#### [Set task]
Output the listing lines as a Markdown table, starting at the line that contains "model-select[interactable]: Gen-4 Turbo: [1310, 942, 1488, 994]" and ending at the line that contains "trash-icon: [1814, 252, 1826, 268]". Use the columns Row (a running number) and Line (the line itself), and leave out any blank lines.

#### [Extracted records]
— start —
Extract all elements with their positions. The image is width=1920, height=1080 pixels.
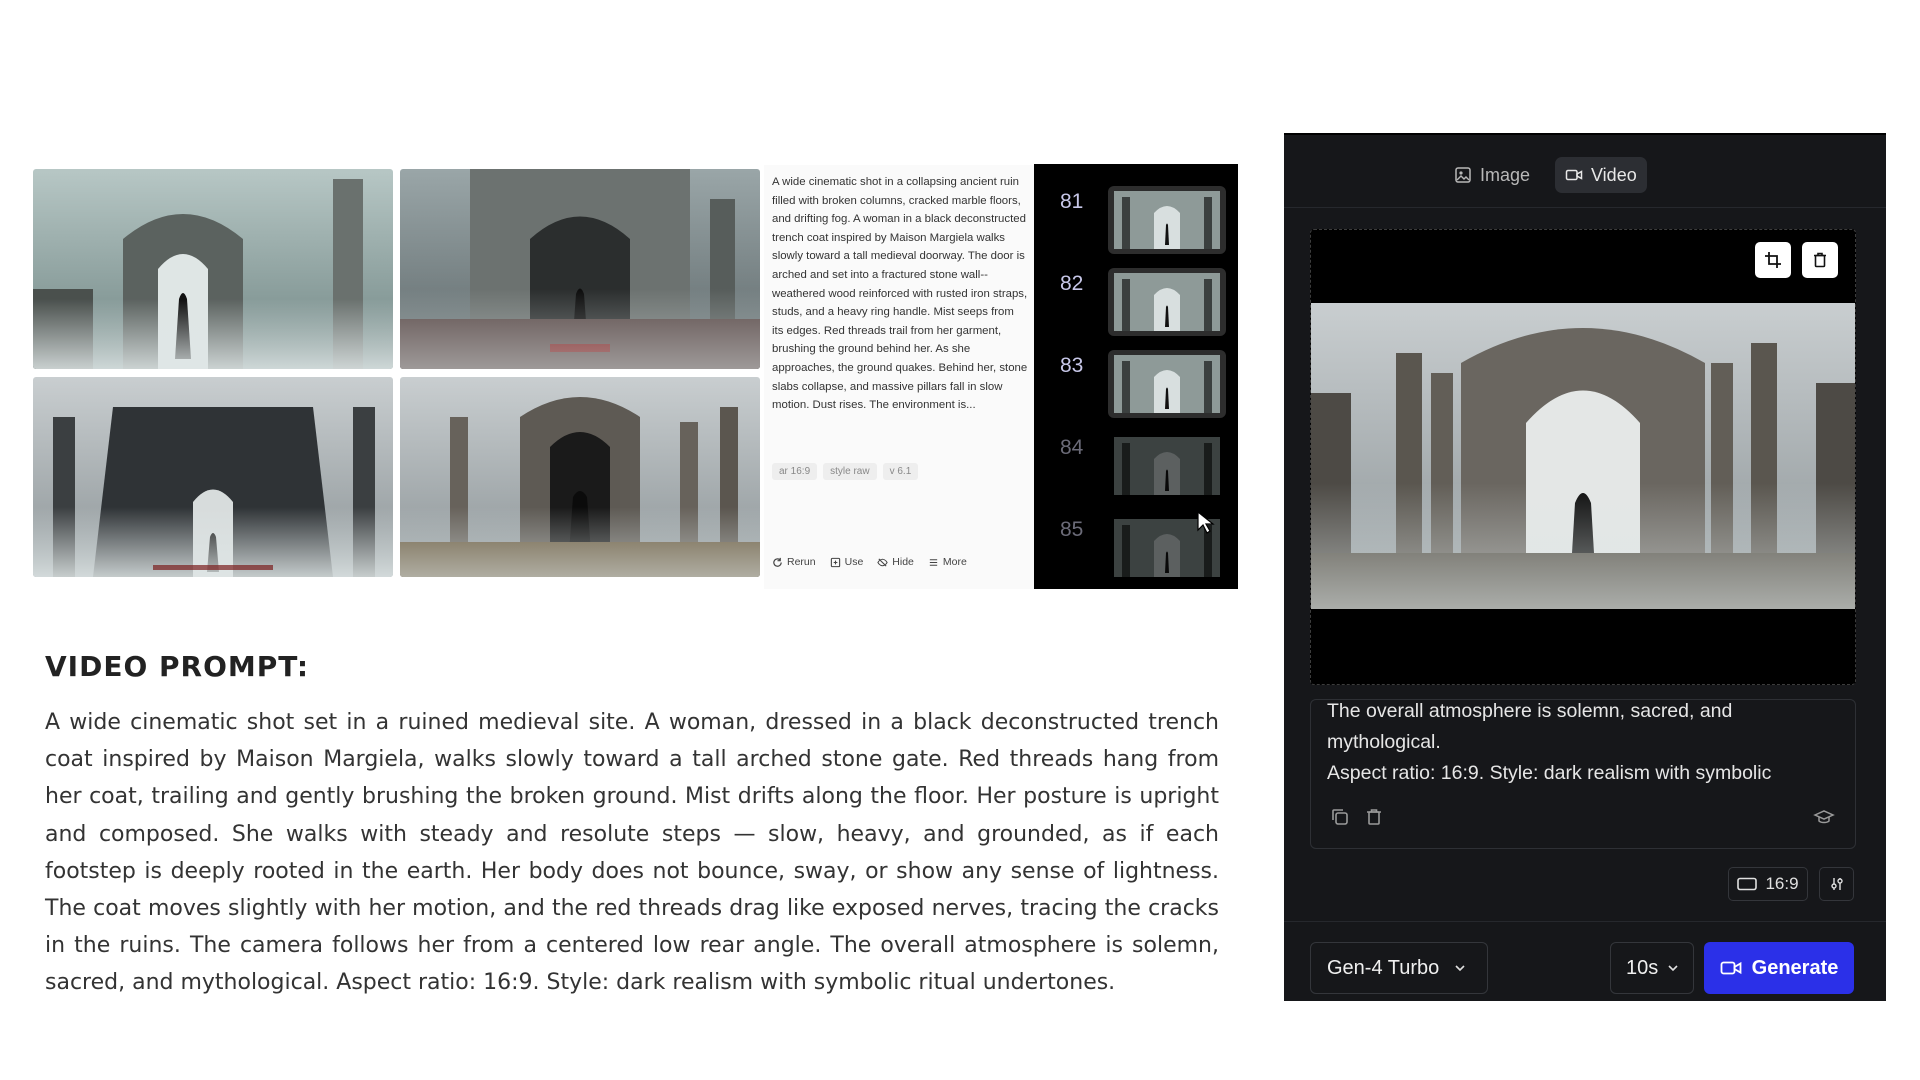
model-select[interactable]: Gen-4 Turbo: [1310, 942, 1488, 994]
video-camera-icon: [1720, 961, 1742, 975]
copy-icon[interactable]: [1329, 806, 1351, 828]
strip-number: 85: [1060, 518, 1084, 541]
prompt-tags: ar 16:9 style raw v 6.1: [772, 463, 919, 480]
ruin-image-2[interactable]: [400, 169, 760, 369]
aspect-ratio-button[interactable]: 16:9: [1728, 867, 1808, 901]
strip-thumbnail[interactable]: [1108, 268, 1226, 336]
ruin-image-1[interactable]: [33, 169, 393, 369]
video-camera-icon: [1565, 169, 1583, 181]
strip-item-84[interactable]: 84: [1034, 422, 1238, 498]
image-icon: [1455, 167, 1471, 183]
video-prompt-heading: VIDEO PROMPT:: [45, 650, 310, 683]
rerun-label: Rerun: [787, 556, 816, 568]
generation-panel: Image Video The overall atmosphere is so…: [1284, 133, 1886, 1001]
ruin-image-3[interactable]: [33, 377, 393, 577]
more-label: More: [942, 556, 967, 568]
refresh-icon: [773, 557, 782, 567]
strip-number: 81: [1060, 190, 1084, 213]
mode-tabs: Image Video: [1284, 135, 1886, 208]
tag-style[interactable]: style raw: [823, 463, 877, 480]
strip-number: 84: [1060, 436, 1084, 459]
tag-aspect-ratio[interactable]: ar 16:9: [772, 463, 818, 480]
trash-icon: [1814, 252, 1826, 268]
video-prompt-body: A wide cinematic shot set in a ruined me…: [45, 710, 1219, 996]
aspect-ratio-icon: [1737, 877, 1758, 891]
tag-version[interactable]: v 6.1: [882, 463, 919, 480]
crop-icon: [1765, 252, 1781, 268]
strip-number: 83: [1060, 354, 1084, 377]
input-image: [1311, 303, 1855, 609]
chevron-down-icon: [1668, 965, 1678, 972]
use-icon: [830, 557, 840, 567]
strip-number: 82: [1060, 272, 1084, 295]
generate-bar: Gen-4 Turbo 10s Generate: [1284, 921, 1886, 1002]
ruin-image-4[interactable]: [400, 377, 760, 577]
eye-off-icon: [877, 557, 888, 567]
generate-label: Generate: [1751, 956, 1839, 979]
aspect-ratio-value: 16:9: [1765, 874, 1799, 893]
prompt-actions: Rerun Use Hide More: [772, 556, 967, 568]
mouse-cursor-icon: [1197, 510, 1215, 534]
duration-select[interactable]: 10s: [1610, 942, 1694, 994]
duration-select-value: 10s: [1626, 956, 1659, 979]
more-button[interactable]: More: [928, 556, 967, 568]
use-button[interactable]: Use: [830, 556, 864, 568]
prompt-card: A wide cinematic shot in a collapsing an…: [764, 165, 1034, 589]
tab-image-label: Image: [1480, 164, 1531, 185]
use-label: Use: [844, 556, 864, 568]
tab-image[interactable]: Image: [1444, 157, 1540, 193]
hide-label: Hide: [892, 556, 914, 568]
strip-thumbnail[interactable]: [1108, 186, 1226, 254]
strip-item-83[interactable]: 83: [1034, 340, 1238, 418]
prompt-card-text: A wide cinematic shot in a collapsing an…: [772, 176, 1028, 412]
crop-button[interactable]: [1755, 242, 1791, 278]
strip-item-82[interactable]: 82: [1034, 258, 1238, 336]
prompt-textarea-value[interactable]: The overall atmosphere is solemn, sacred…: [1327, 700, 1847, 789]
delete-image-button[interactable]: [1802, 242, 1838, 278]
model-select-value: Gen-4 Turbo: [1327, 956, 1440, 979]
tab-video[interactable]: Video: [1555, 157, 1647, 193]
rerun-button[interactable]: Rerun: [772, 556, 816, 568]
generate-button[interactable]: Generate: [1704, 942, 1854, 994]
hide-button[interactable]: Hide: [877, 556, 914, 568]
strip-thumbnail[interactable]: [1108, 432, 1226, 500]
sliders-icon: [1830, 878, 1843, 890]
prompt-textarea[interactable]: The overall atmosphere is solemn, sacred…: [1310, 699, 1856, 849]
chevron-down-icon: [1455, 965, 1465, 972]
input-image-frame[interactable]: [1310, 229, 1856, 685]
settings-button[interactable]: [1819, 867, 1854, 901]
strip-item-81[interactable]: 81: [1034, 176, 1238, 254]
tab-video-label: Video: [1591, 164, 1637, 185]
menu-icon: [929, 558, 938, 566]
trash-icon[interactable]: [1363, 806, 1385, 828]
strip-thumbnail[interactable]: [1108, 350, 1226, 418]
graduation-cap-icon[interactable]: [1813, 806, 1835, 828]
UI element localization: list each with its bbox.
— end —
#### [Correct response]
| Row | Line |
|---|---|
| 1 | model-select[interactable]: Gen-4 Turbo: [1310, 942, 1488, 994] |
| 2 | video-camera-icon: [1720, 961, 1742, 975] |
| 3 | copy-icon[interactable]: [1329, 806, 1351, 828] |
| 4 | strip-number: 85: [1060, 518, 1084, 541] |
| 5 | prompt-tags: ar 16:9 style raw v 6.1: [772, 463, 919, 480] |
| 6 | ruin-image-2[interactable]: [400, 169, 760, 369] |
| 7 | aspect-ratio-button[interactable]: 16:9: [1728, 867, 1808, 901] |
| 8 | strip-thumbnail[interactable]: [1108, 268, 1226, 336] |
| 9 | ruin-image-1[interactable]: [33, 169, 393, 369] |
| 10 | video-camera-icon: [1565, 169, 1583, 181] |
| 11 | strip-item-84[interactable]: 84: [1034, 422, 1238, 498] |
| 12 | image-icon: [1455, 167, 1471, 183] |
| 13 | video-prompt-heading: VIDEO PROMPT:: [45, 650, 310, 683] |
| 14 | rerun-label: Rerun: [787, 556, 816, 568] |
| 15 | generation-panel: Image Video The overall atmosphere is so…: [1284, 133, 1886, 1001] |
| 16 | ruin-image-3[interactable]: [33, 377, 393, 577] |
| 17 | more-label: More: [942, 556, 967, 568] |
| 18 | refresh-icon: [773, 557, 782, 567] |
| 19 | strip-number: 81: [1060, 190, 1084, 213] |
| 20 | mode-tabs: Image Video: [1284, 135, 1886, 208] |
| 21 | tag-style[interactable]: style raw: [823, 463, 877, 480] |
| 22 | strip-number: 84: [1060, 436, 1084, 459] |
| 23 | tag-aspect-ratio[interactable]: ar 16:9: [772, 463, 818, 480] |
| 24 | trash-icon: [1814, 252, 1826, 268] |